→ WRITTEN TASK
Reproduce, unchanged, every row from the one containing "Patent image size: (816, 624)." down to the one containing "In FIG. 2, the resistor 23 is at (425, 247).", including both of those rows.

>> start EXTRACTED MATERIAL

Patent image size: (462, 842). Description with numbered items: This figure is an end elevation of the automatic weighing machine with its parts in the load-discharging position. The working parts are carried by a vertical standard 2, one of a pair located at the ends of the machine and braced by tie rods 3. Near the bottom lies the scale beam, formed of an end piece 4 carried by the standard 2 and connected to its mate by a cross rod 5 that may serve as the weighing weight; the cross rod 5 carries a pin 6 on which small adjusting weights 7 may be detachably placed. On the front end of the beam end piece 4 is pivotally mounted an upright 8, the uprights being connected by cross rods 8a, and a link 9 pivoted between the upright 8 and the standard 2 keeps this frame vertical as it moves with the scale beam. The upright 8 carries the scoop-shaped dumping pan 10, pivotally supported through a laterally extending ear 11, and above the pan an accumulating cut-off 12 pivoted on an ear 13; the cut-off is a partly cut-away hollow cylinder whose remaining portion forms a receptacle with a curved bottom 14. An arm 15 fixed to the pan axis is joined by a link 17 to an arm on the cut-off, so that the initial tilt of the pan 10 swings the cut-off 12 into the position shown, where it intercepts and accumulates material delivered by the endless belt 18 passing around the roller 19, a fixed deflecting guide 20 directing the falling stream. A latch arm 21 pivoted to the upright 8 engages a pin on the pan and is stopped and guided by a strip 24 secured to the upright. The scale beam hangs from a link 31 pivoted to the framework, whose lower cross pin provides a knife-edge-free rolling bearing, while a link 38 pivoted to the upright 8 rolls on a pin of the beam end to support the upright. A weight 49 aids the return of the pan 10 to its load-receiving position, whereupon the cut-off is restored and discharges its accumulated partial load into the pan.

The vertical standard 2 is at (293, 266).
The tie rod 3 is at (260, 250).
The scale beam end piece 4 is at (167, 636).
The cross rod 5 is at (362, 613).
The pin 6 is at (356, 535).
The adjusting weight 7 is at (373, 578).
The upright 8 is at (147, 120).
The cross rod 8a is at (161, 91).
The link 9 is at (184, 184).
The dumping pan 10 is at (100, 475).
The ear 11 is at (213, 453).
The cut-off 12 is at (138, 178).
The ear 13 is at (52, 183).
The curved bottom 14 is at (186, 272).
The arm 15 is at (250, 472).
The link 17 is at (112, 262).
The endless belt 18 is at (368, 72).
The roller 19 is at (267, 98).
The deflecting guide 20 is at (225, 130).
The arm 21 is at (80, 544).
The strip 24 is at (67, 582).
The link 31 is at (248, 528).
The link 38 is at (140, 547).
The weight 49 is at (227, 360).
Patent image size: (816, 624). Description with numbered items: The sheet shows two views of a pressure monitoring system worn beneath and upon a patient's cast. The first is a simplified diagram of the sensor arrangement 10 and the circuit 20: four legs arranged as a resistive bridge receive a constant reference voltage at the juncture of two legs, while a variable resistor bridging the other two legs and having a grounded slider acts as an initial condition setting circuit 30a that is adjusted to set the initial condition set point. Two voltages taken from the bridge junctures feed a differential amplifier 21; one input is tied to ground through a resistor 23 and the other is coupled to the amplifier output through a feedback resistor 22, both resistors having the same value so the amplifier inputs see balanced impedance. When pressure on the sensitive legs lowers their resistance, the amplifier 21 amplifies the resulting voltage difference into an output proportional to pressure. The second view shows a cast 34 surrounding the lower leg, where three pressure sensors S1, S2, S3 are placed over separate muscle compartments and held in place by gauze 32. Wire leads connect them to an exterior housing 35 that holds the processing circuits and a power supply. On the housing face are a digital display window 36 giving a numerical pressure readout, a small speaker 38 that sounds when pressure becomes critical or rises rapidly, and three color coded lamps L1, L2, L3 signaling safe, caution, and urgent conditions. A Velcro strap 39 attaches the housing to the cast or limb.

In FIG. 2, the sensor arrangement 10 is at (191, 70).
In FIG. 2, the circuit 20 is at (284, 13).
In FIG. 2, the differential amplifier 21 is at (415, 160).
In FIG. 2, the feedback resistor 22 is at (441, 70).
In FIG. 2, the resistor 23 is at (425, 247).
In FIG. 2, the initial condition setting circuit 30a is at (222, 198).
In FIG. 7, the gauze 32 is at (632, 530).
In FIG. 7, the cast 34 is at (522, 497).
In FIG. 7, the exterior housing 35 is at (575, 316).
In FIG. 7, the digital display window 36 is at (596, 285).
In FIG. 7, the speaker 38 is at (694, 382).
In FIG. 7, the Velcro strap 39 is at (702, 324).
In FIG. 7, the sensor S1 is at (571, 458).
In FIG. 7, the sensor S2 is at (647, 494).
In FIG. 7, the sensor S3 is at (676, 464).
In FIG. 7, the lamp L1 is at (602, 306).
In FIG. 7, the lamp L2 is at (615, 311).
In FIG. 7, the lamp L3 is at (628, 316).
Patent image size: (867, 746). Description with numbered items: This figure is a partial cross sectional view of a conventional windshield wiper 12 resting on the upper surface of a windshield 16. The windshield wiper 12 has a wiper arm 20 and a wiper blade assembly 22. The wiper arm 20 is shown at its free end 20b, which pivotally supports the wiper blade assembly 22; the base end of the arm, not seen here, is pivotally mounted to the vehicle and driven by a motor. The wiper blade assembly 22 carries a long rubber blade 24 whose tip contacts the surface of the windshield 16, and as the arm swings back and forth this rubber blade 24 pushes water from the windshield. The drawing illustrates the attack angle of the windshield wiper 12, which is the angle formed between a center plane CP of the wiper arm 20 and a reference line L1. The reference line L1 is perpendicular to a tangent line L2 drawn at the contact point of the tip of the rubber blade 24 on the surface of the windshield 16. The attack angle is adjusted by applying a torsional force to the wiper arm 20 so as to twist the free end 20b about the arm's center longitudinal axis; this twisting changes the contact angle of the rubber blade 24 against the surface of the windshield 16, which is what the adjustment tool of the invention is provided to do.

>> end EXTRACTED MATERIAL
>> start EXTRACTED MATERIAL

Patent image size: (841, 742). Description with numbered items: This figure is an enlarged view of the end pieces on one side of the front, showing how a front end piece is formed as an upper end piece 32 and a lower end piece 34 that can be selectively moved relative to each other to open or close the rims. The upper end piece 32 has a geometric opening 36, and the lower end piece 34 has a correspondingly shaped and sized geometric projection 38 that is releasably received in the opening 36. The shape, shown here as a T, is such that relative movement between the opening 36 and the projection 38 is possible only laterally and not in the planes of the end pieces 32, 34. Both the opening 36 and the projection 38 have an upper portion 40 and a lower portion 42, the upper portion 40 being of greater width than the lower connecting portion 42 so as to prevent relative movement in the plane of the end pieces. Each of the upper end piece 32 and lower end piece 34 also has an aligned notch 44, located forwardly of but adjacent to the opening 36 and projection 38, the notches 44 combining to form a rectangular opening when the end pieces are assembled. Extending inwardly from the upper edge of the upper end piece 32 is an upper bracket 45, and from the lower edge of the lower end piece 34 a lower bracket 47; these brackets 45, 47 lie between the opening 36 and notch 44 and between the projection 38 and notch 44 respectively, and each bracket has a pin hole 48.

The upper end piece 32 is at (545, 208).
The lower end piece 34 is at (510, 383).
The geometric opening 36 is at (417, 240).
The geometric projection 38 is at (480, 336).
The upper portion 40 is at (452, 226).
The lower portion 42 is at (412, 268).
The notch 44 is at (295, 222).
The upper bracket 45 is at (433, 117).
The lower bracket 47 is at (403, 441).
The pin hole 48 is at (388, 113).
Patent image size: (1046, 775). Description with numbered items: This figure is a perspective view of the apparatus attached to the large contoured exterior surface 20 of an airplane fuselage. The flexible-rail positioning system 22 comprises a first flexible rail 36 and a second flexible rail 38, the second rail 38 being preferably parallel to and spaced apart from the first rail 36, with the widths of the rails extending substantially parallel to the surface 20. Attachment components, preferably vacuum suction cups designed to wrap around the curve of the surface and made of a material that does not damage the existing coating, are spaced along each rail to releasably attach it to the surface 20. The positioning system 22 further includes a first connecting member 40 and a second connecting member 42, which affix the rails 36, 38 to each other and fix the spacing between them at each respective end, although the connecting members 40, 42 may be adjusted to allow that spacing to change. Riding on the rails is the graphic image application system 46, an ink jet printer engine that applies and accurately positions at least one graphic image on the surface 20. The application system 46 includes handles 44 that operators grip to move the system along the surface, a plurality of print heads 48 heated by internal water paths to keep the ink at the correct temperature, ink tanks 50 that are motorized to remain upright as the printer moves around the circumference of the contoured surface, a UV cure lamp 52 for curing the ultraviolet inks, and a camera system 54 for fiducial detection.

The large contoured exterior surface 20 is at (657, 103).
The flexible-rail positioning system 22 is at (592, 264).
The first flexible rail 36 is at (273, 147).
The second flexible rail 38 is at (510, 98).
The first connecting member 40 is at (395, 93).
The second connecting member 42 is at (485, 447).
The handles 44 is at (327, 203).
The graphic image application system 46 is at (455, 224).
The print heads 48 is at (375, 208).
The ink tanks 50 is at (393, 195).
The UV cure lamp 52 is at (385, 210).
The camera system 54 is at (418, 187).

>> end EXTRACTED MATERIAL

→ FINISHED TASK
Patent image size: (816, 624). Description with numbered items: The sheet shows two views of a pressure monitoring system worn beneath and upon a patient's cast. The first is a simplified diagram of the sensor arrangement 10 and the circuit 20: four legs arranged as a resistive bridge receive a constant reference voltage at the juncture of two legs, while a variable resistor bridging the other two legs and having a grounded slider acts as an initial condition setting circuit 30a that is adjusted to set the initial condition set point. Two voltages taken from the bridge junctures feed a differential amplifier 21; one input is tied to ground through a resistor 23 and the other is coupled to the amplifier output through a feedback resistor 22, both resistors having the same value so the amplifier inputs see balanced impedance. When pressure on the sensitive legs lowers their resistance, the amplifier 21 amplifies the resulting voltage difference into an output proportional to pressure. The second view shows a cast 34 surrounding the lower leg, where three pressure sensors S1, S2, S3 are placed over separate muscle compartments and held in place by gauze 32. Wire leads connect them to an exterior housing 35 that holds the processing circuits and a power supply. On the housing face are a digital display window 36 giving a numerical pressure readout, a small speaker 38 that sounds when pressure becomes critical or rises rapidly, and three color coded lamps L1, L2, L3 signaling safe, caution, and urgent conditions. A Velcro strap 39 attaches the housing to the cast or limb.

In FIG. 2, the sensor arrangement 10 is at (191, 70).
In FIG. 2, the circuit 20 is at (284, 13).
In FIG. 2, the differential amplifier 21 is at (415, 160).
In FIG. 2, the feedback resistor 22 is at (441, 70).
In FIG. 2, the resistor 23 is at (425, 247).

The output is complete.